Task directions
State only the number of lines that contain the string "Cardápio".

Data excerpts
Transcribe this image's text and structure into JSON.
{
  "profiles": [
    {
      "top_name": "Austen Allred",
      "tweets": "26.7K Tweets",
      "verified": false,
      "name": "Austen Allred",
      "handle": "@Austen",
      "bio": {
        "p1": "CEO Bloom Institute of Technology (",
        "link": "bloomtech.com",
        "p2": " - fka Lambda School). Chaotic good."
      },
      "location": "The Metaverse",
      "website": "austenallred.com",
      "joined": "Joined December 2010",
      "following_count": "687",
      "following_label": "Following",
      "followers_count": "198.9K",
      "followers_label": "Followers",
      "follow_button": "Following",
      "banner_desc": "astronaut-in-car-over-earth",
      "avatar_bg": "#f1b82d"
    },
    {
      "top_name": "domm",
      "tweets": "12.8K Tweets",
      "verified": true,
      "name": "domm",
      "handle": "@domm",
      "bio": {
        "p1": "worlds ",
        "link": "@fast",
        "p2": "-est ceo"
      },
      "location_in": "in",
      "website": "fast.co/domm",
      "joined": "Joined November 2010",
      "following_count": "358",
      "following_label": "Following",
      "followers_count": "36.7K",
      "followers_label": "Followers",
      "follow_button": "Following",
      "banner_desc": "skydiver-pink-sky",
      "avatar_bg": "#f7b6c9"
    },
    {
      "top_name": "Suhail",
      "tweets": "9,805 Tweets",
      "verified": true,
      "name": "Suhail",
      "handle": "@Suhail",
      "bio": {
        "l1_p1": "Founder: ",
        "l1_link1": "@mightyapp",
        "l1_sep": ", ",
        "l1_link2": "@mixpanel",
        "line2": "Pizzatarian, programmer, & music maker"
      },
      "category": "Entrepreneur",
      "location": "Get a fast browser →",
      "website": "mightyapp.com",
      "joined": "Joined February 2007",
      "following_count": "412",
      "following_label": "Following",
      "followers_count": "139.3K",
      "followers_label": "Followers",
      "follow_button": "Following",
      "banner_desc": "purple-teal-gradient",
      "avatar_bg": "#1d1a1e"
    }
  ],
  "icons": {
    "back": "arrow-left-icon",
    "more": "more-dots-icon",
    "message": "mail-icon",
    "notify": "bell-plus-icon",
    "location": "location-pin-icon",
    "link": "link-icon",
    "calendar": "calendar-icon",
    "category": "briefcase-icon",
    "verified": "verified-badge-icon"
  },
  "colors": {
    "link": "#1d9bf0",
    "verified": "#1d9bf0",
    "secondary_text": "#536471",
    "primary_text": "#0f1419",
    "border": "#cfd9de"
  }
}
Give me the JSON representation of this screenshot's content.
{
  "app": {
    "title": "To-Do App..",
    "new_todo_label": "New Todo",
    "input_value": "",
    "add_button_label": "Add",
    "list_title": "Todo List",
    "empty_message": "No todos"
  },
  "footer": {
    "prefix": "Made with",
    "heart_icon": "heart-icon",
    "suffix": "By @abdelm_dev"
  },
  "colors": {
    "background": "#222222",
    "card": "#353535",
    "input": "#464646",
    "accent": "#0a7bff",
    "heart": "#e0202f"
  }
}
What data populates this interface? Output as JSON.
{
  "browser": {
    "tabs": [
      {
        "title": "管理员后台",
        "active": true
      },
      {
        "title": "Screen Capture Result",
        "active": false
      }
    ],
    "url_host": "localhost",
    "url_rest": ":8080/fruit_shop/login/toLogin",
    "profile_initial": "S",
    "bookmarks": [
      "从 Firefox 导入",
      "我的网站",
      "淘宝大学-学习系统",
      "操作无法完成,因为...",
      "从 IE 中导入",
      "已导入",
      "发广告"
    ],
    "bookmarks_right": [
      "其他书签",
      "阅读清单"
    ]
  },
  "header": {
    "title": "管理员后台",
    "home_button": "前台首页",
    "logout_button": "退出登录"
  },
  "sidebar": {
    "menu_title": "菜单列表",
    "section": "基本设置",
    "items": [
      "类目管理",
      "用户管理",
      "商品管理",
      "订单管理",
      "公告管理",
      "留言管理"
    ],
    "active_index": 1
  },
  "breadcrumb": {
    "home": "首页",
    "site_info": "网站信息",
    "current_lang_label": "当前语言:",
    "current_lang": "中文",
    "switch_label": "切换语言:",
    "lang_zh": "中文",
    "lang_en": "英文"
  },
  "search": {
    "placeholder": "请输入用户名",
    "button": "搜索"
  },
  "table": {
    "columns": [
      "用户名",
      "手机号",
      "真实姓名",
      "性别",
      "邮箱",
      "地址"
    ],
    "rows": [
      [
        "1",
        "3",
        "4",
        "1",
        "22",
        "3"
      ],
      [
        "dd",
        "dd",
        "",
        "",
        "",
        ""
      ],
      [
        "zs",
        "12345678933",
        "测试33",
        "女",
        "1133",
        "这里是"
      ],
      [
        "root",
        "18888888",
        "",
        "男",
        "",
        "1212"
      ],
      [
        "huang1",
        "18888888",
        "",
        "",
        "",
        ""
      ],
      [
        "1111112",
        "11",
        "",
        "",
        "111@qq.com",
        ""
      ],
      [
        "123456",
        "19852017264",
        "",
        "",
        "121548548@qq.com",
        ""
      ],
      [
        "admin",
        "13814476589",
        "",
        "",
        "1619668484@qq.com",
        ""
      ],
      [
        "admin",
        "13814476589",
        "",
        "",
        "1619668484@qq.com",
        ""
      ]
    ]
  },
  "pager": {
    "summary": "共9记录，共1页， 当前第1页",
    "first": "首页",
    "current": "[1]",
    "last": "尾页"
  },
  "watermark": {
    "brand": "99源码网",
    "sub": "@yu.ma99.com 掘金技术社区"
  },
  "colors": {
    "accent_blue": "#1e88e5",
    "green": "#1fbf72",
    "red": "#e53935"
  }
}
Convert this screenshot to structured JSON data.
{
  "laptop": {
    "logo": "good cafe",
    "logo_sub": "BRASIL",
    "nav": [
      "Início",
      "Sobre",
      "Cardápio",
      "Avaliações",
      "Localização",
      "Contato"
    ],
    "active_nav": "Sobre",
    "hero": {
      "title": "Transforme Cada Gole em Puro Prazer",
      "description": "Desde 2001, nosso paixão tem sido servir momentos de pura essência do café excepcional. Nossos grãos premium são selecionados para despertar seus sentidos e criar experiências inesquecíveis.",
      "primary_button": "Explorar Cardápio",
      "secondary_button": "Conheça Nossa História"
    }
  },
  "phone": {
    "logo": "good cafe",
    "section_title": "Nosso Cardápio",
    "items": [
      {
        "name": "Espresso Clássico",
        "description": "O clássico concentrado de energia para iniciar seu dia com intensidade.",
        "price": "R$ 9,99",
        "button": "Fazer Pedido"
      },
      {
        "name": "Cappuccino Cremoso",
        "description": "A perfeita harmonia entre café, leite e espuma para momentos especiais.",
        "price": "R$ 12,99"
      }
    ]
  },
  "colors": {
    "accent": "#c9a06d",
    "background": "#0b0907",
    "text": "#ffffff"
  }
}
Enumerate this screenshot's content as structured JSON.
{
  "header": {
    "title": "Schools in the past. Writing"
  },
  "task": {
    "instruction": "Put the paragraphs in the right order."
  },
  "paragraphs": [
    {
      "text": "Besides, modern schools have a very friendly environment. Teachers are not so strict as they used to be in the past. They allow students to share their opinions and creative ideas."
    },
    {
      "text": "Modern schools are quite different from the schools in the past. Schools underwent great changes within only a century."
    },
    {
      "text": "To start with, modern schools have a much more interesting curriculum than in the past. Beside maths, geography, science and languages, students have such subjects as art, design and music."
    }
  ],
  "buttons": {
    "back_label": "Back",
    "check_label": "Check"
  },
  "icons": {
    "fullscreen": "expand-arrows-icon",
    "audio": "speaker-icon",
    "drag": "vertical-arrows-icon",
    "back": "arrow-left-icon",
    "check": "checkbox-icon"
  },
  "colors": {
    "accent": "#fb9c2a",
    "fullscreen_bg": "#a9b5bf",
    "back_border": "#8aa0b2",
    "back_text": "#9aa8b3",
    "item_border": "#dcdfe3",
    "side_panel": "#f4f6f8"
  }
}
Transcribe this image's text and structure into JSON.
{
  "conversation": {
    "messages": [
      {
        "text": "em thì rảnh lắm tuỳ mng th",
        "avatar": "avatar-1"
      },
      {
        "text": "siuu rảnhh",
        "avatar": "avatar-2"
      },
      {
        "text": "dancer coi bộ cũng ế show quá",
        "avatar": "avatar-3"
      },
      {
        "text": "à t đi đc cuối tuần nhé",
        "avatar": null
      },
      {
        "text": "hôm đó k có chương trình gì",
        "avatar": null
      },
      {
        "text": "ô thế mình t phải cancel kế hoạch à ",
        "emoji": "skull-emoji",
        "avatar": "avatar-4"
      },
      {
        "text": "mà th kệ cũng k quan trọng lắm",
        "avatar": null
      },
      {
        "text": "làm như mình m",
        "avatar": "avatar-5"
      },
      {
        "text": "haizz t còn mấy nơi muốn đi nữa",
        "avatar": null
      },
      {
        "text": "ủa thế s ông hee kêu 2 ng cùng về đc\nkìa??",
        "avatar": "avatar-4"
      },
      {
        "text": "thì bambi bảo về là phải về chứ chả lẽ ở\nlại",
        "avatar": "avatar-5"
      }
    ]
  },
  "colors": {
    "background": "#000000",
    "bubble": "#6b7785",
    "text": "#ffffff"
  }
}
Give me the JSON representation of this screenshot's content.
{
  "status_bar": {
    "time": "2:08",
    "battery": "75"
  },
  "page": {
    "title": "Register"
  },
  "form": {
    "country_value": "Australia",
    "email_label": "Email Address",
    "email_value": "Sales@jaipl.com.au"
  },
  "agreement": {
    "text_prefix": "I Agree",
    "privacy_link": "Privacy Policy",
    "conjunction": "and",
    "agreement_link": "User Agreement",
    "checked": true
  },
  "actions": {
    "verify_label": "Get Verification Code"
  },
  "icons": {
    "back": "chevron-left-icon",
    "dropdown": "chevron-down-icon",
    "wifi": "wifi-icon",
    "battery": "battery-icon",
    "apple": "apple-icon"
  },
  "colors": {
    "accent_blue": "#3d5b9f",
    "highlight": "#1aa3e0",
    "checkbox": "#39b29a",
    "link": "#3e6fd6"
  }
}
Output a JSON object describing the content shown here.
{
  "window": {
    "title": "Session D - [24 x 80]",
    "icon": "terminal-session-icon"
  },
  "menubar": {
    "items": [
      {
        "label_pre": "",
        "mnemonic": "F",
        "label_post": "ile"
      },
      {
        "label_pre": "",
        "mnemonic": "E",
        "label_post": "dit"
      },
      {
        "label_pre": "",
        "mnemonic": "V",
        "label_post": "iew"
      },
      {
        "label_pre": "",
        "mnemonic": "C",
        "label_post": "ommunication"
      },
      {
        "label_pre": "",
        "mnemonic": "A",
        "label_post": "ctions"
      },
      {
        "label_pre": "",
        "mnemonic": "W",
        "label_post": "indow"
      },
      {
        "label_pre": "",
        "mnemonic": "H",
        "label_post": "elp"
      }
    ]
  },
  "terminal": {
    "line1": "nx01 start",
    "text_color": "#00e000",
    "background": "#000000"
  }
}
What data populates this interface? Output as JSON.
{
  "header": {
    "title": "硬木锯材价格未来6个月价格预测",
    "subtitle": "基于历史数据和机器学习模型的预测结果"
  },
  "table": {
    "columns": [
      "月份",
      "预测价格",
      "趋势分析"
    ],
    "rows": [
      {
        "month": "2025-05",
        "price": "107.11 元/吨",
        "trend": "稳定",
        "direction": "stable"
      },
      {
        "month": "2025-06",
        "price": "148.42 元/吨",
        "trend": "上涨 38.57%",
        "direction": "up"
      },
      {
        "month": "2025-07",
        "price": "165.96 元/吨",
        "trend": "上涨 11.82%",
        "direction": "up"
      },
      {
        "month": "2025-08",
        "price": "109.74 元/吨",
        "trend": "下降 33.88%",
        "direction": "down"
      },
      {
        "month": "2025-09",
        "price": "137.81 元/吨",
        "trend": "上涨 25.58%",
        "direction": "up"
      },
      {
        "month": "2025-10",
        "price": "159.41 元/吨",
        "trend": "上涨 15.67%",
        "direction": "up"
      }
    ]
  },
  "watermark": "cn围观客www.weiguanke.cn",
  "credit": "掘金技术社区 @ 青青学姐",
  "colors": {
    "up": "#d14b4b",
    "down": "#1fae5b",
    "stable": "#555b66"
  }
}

Response
3